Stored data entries

####################

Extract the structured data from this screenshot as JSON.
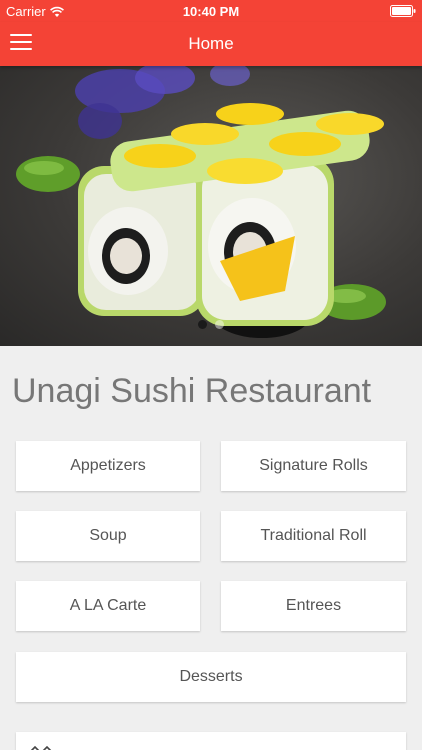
{
  "status_bar": {
    "carrier": "Carrier",
    "time": "10:40 PM",
    "wifi_icon": "wifi-icon",
    "battery_icon": "battery-icon"
  },
  "nav": {
    "title": "Home",
    "menu_icon": "hamburger-menu-icon"
  },
  "hero": {
    "image": "sushi rolls with lemon slices",
    "carousel": {
      "count": 2,
      "active": 0
    }
  },
  "restaurant": {
    "name": "Unagi Sushi Restaurant"
  },
  "menu": {
    "categories": [
      "Appetizers",
      "Signature Rolls",
      "Soup",
      "Traditional Roll",
      "A LA Carte",
      "Entrees",
      "Desserts"
    ]
  },
  "colors": {
    "accent": "#f44336",
    "background": "#efefef",
    "card": "#ffffff",
    "text": "#555555"
  }
}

####################

== OBJECTIVE ==
Select, from the listing, all lines that include the word "icon".

== RESULT ==
    "wifi_icon": "wifi-icon",
    "battery_icon": "battery-icon"
    "menu_icon": "hamburger-menu-icon"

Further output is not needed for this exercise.